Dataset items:

======

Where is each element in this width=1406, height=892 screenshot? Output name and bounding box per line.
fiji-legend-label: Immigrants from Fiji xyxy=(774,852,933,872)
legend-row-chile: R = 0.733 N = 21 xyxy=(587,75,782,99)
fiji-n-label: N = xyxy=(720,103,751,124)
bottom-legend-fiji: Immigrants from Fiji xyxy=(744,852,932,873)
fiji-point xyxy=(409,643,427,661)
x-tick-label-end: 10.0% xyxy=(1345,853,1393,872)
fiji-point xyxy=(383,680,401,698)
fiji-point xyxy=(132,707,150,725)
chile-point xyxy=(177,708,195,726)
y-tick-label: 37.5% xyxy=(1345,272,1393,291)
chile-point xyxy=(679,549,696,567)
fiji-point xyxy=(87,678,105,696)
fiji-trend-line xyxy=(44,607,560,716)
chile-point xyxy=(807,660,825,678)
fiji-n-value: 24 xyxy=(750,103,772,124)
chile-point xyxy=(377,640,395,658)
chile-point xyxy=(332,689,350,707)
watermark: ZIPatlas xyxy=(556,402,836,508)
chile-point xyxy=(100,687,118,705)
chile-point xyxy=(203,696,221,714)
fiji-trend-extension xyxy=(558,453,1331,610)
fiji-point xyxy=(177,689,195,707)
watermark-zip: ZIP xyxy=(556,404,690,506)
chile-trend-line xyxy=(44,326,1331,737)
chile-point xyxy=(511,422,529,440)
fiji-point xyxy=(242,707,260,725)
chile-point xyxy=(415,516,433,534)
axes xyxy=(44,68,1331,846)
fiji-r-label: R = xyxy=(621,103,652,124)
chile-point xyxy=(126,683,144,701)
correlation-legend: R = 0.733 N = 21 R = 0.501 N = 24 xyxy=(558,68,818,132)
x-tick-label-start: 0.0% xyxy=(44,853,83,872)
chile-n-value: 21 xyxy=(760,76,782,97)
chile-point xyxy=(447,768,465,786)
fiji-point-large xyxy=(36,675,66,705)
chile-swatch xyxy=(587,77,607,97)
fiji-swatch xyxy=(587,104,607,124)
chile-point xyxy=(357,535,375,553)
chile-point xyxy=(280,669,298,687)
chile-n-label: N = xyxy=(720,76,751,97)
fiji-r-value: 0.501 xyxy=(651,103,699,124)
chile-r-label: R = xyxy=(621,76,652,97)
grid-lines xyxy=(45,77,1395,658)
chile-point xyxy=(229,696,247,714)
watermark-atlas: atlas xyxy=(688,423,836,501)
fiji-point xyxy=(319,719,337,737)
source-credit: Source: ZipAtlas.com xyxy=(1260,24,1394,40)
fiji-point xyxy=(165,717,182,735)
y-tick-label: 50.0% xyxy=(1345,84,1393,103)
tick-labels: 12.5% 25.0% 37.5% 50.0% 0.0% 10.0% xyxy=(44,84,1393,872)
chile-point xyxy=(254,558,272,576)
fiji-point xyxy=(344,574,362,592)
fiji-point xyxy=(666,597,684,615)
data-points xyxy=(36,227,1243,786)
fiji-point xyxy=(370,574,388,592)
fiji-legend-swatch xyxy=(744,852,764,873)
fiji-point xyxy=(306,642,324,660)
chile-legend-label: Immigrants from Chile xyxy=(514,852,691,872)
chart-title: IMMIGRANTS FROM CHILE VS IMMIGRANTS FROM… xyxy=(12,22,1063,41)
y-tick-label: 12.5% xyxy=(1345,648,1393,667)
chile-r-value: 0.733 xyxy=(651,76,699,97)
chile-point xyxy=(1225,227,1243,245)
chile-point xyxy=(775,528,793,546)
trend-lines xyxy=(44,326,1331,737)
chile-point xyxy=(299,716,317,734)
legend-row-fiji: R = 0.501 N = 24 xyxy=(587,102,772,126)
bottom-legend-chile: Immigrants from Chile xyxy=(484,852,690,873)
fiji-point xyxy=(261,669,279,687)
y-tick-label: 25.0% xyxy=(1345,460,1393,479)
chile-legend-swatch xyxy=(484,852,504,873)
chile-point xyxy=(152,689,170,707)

======

§ Task description:
Rewrite the listing from its first line through the line containing "chile-r-label: R = xyxy=(621,76,652,97)", inclusive, changing every "chile-point" to "chile-marker" and leaving everything else as it is.

§ Expected answer:
Where is each element in this width=1406, height=892 screenshot? Output name and bounding box per line.
fiji-legend-label: Immigrants from Fiji xyxy=(774,852,933,872)
legend-row-chile: R = 0.733 N = 21 xyxy=(587,75,782,99)
fiji-n-label: N = xyxy=(720,103,751,124)
bottom-legend-fiji: Immigrants from Fiji xyxy=(744,852,932,873)
fiji-point xyxy=(409,643,427,661)
x-tick-label-end: 10.0% xyxy=(1345,853,1393,872)
fiji-point xyxy=(383,680,401,698)
fiji-point xyxy=(132,707,150,725)
chile-marker xyxy=(177,708,195,726)
y-tick-label: 37.5% xyxy=(1345,272,1393,291)
chile-marker xyxy=(679,549,696,567)
fiji-point xyxy=(87,678,105,696)
fiji-trend-line xyxy=(44,607,560,716)
chile-marker xyxy=(807,660,825,678)
fiji-n-value: 24 xyxy=(750,103,772,124)
chile-marker xyxy=(377,640,395,658)
chile-marker xyxy=(332,689,350,707)
watermark: ZIPatlas xyxy=(556,402,836,508)
chile-marker xyxy=(100,687,118,705)
chile-marker xyxy=(203,696,221,714)
fiji-trend-extension xyxy=(558,453,1331,610)
fiji-point xyxy=(177,689,195,707)
watermark-zip: ZIP xyxy=(556,404,690,506)
chile-trend-line xyxy=(44,326,1331,737)
chile-marker xyxy=(511,422,529,440)
fiji-point xyxy=(242,707,260,725)
chile-marker xyxy=(415,516,433,534)
axes xyxy=(44,68,1331,846)
fiji-r-label: R = xyxy=(621,103,652,124)
chile-marker xyxy=(126,683,144,701)
correlation-legend: R = 0.733 N = 21 R = 0.501 N = 24 xyxy=(558,68,818,132)
x-tick-label-start: 0.0% xyxy=(44,853,83,872)
chile-n-value: 21 xyxy=(760,76,782,97)
chile-marker xyxy=(447,768,465,786)
fiji-point-large xyxy=(36,675,66,705)
chile-swatch xyxy=(587,77,607,97)
fiji-swatch xyxy=(587,104,607,124)
chile-marker xyxy=(357,535,375,553)
chile-marker xyxy=(280,669,298,687)
chile-n-label: N = xyxy=(720,76,751,97)
fiji-r-value: 0.501 xyxy=(651,103,699,124)
chile-r-label: R = xyxy=(621,76,652,97)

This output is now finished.